**EXERCISE GOAL:** List each line holding the string "label".

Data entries
-*-

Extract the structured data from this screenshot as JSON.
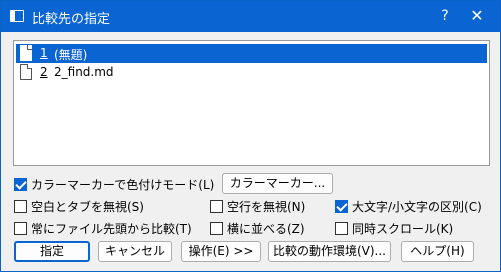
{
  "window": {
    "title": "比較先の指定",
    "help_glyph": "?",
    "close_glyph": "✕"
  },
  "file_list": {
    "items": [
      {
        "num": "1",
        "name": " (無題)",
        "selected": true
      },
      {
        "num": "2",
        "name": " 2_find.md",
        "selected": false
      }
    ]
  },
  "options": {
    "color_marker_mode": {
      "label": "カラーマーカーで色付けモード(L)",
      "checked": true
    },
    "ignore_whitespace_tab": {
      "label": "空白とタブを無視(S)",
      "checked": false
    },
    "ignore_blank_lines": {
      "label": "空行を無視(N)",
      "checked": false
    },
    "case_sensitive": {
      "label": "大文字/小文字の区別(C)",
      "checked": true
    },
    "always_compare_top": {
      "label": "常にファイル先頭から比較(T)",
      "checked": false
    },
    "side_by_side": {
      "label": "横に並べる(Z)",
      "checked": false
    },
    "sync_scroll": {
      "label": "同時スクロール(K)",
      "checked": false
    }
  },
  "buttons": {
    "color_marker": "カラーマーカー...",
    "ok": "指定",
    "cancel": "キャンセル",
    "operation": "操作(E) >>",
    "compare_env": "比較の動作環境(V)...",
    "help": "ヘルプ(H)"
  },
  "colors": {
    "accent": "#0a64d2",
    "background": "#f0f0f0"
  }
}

-*-

**CORRECT RESULT:**
      "label": "カラーマーカーで色付けモード(L)",
      "label": "空白とタブを無視(S)",
      "label": "空行を無視(N)",
      "label": "大文字/小文字の区別(C)",
      "label": "常にファイル先頭から比較(T)",
      "label": "横に並べる(Z)",
      "label": "同時スクロール(K)",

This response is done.